→ **Data entries**:
──────────

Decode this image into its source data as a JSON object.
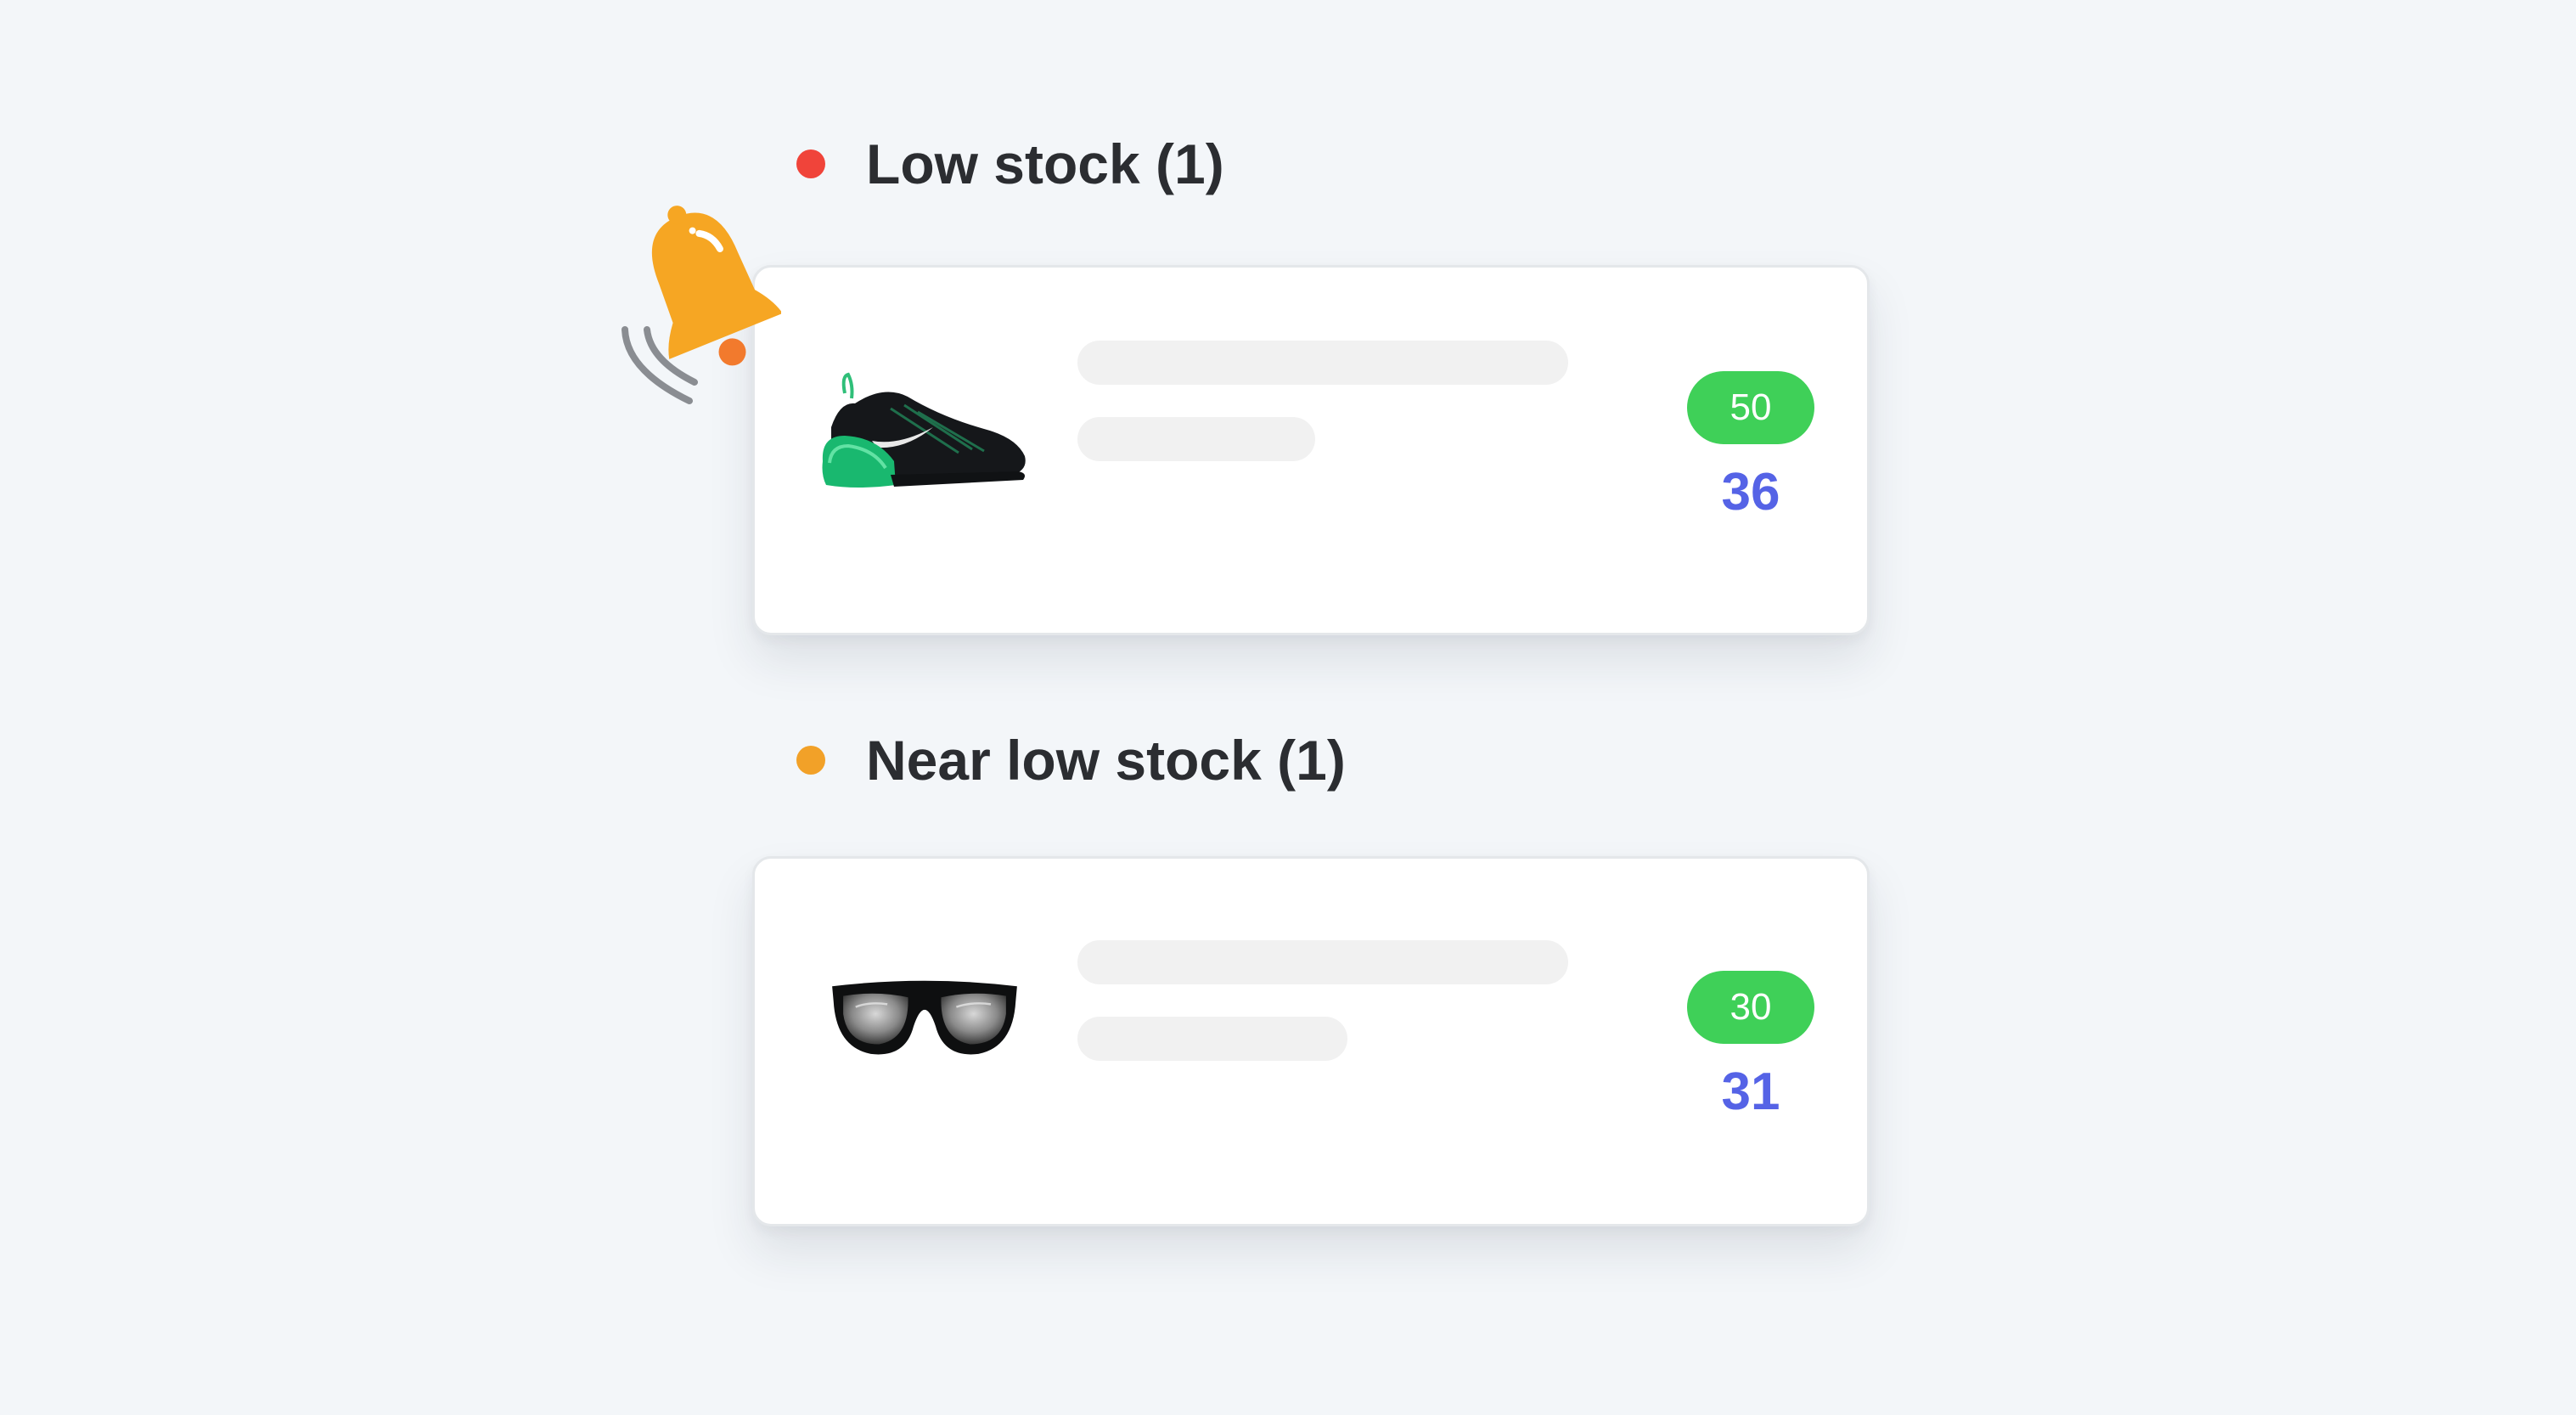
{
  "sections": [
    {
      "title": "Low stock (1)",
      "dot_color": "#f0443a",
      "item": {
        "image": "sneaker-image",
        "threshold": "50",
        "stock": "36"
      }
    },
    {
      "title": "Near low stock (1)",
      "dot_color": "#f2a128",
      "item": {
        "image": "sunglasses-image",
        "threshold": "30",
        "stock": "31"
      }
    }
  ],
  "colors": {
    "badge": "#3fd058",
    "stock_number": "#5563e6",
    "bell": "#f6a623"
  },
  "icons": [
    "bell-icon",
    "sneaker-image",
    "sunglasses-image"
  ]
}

──────────

Apart from the pictures, the entries above are to be repeated in full and exactly.

→ **The result**:
Decode this image into its source data as a JSON object.
{
  "sections": [
    {
      "title": "Low stock (1)",
      "dot_color": "#f0443a",
      "item": {
        "image": "sneaker-image",
        "threshold": "50",
        "stock": "36"
      }
    },
    {
      "title": "Near low stock (1)",
      "dot_color": "#f2a128",
      "item": {
        "image": "sunglasses-image",
        "threshold": "30",
        "stock": "31"
      }
    }
  ],
  "colors": {
    "badge": "#3fd058",
    "stock_number": "#5563e6",
    "bell": "#f6a623"
  },
  "icons": [
    "bell-icon",
    "sneaker-image",
    "sunglasses-image"
  ]
}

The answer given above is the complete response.